Copy each line of the entries beneath that contains the word "dozada".
________________
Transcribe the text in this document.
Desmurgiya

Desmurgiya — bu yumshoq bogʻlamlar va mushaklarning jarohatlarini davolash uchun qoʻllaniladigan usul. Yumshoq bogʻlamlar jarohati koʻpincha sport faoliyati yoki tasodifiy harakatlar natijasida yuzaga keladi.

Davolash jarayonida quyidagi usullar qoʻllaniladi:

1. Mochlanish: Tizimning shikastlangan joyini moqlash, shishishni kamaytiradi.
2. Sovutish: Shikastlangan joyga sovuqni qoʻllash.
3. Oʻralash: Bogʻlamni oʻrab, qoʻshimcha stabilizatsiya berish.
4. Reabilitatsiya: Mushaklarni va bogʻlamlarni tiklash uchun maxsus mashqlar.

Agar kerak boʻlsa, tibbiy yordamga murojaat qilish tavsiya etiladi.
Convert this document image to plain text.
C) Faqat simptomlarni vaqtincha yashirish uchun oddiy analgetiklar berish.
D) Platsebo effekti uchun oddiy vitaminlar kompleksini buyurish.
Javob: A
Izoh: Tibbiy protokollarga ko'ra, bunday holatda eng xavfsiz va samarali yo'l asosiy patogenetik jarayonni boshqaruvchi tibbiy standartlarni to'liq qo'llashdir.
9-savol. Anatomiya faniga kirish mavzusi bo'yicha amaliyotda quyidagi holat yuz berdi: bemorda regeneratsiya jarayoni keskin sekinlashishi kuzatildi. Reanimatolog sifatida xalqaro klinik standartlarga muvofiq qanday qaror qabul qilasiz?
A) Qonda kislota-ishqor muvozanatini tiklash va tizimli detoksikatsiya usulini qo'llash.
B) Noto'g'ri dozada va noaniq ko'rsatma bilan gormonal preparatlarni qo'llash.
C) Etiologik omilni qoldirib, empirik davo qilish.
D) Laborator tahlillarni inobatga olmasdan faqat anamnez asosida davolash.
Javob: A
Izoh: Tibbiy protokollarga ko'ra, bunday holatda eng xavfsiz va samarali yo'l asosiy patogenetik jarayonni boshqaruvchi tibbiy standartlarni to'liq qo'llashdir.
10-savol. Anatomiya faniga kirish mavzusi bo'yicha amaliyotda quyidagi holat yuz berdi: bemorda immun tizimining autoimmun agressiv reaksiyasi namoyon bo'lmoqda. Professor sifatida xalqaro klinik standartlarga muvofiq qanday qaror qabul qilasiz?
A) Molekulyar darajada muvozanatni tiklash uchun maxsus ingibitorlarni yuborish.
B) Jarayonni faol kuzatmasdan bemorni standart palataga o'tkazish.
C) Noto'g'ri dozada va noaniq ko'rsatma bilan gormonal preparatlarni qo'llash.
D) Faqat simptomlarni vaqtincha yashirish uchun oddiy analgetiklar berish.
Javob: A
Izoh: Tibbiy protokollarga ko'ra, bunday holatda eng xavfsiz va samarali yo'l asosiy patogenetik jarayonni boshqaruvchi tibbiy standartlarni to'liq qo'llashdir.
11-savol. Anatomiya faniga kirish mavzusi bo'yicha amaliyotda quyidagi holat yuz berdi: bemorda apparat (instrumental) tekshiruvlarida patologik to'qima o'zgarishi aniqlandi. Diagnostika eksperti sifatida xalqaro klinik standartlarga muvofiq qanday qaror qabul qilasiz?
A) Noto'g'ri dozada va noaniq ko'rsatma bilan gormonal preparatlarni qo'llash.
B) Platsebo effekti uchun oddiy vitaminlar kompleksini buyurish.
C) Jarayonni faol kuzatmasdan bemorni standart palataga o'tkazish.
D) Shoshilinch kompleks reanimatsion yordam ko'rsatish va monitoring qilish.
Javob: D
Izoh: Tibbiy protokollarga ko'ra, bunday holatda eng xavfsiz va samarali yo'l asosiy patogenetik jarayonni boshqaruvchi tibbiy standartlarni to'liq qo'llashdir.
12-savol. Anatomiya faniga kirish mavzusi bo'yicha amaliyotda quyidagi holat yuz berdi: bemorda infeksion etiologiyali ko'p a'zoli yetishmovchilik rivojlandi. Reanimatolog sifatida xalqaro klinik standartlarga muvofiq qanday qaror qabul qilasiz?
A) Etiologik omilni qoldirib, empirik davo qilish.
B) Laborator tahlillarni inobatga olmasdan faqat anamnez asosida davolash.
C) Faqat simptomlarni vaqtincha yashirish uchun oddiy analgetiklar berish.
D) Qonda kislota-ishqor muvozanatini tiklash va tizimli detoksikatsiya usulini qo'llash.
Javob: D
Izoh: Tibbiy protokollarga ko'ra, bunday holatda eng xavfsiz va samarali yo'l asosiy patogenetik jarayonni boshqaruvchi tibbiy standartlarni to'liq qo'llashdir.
________________
FINAL RESULT ->
B) Noto'g'ri dozada va noaniq ko'rsatma bilan gormonal preparatlarni qo'llash.
C) Noto'g'ri dozada va noaniq ko'rsatma bilan gormonal preparatlarni qo'llash.
A) Noto'g'ri dozada va noaniq ko'rsatma bilan gormonal preparatlarni qo'llash.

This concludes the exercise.